Lesetext:
= = = = =

Bisher klappt das ausgezeichnet. Rekordhohe Strompreise für Euch, EEG-Subventionen für uns. CO2-Steuer für Euch, Kaufprämien für uns. Armutsrenten für Euch, Luxuspensionen für uns. Steigende Mieten für Euch, Vermögenszuwächse und Erbschaften für uns. Verödende Landstriche für Euch, boomende urbane Zentren für uns. Und das Beste daran: Niemand beklagt sich. Falls doch, haben wir vorgesorgt. Wir haben uns moralisch immunisiert und es damit geschafft, dass sich jeder verdächtig macht, der unsere politischen Ziele in Zweifel zieht.
Gegen Kinder und Eisbären kommt Ihr mit Euren Fakten nicht an. Wollt Ihr wirklich als verbohrte alte Männer da stehen, die sich an den treuherzigen Gretas und Luisas abarbeiten? Dabei könnt Ihr nur verlieren. Wer den Kinderkreuzzug gegen den Klimawandel kritisiert, stellt sich damit auf eine Stufe mit Robbenjägern oder Schlimmerem. Auch über die Massenimmigration solltet Ihr Euch besser nicht beklagen. Oder wollt Ihr, dass wir Euch Rassisten nennen? Und Nazis? Eben. Aber solange Ihr Euch über Migranten aufregt, kommt Ihr wenigstens nicht auf die Idee, mit dem Finger auf uns zu zeigen.

= = = = =

Datenauszug:
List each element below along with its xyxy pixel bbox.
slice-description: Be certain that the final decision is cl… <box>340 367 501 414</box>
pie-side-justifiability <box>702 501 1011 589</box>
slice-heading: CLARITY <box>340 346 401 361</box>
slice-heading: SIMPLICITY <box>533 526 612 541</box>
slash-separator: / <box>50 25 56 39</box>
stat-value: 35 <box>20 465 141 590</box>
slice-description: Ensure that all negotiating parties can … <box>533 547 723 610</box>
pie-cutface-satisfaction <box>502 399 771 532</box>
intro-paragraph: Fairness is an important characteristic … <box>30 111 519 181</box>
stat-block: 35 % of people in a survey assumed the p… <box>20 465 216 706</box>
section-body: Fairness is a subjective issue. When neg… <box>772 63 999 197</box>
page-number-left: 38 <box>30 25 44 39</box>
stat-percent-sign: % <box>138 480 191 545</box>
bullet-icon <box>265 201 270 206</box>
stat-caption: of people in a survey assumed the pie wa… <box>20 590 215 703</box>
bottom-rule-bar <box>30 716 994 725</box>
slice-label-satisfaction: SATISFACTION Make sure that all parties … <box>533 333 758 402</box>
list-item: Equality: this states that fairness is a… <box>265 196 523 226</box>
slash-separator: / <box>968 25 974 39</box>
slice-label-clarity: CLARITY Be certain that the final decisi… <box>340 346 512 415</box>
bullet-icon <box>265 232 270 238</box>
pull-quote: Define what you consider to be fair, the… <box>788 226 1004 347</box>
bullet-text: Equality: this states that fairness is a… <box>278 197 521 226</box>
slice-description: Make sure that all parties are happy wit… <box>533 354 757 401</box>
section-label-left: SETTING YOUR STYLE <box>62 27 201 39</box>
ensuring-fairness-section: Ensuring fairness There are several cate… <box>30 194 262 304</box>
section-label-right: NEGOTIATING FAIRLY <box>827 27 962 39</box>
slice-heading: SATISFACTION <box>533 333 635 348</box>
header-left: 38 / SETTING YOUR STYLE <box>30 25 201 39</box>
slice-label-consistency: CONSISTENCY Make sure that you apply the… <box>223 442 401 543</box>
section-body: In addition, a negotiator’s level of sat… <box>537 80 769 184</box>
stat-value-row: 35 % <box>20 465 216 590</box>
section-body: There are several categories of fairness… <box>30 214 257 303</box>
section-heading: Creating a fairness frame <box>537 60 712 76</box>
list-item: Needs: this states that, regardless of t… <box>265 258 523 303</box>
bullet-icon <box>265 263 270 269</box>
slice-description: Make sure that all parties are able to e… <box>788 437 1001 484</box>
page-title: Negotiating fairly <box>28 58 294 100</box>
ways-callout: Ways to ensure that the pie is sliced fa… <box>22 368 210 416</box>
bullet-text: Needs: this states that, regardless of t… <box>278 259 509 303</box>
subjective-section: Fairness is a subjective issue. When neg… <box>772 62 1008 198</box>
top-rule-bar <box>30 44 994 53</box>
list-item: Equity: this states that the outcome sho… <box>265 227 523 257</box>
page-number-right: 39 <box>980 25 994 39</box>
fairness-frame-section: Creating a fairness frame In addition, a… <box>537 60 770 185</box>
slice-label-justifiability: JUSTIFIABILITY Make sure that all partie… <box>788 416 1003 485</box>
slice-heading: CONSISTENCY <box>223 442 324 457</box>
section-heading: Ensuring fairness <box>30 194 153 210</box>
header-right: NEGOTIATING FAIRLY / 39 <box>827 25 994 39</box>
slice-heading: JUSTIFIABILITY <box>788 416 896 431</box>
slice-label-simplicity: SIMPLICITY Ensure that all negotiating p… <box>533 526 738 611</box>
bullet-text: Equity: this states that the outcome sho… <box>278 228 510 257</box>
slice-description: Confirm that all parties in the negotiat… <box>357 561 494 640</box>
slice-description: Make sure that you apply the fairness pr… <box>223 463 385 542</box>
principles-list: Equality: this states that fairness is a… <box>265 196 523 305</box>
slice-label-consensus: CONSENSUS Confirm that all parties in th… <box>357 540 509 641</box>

= = = = =

Aufgabe A: Gib die Zeilen der Datensätze vom Anfang bis einschließlich der Zeile mit „slash-separator: / <box>968 25 974 39</box>“ erneut aus und tausche dabei „slice-description“ gegen „slice-text“ aus. Alles andere bleibt unverändert.
Aufgabe B: Schreibe den Lesetext über Strompreise, Klimaschutz und Migration nach seinem letzten Satz weiter.
Der Text und die Datensätze stehen in keinem Zusammenhang miteinander.

Ausgabe A:
List each element below along with its xyxy pixel bbox.
slice-text: Be certain that the final decision is cl… <box>340 367 501 414</box>
pie-side-justifiability <box>702 501 1011 589</box>
slice-heading: CLARITY <box>340 346 401 361</box>
slice-heading: SIMPLICITY <box>533 526 612 541</box>
slash-separator: / <box>50 25 56 39</box>
stat-value: 35 <box>20 465 141 590</box>
slice-text: Ensure that all negotiating parties can … <box>533 547 723 610</box>
pie-cutface-satisfaction <box>502 399 771 532</box>
intro-paragraph: Fairness is an important characteristic … <box>30 111 519 181</box>
stat-block: 35 % of people in a survey assumed the p… <box>20 465 216 706</box>
section-body: Fairness is a subjective issue. When neg… <box>772 63 999 197</box>
page-number-left: 38 <box>30 25 44 39</box>
stat-percent-sign: % <box>138 480 191 545</box>
bullet-icon <box>265 201 270 206</box>
stat-caption: of people in a survey assumed the pie wa… <box>20 590 215 703</box>
bottom-rule-bar <box>30 716 994 725</box>
slice-label-satisfaction: SATISFACTION Make sure that all parties … <box>533 333 758 402</box>
list-item: Equality: this states that fairness is a… <box>265 196 523 226</box>
slash-separator: / <box>968 25 974 39</box>

Ausgabe B:
Solltet Ihr geglaubt haben, das Leistungsprinzip würde sich früher oder später durchsetzen, dann habt Ihr Euch getäuscht. Dort, wo wir nicht direkt Unseresgleichen durchbefördern, wie in grünen Ministerien, sorgen wir mit Quoten dafür, dass die Richtigen an die Fleischtöpfe kommen. Den Zugang zu den lukrativen Posten im Bildungssystem, in der Verwaltung und im öffentlich-rechtlichen Rundfunk gibt es nur gegen den passenden Gesinnungsausweis, darüber solltet Ihr Euch keine Illusionen machen. Wenn Ihr ein Problem damit habt, nehmt das: Transphobie! Heteronormativität! Struktureller Rassismus! Diskriminierung! Ableismus! Reicht das? Also, haltet besser den Mund und macht Euer Gendersternchen.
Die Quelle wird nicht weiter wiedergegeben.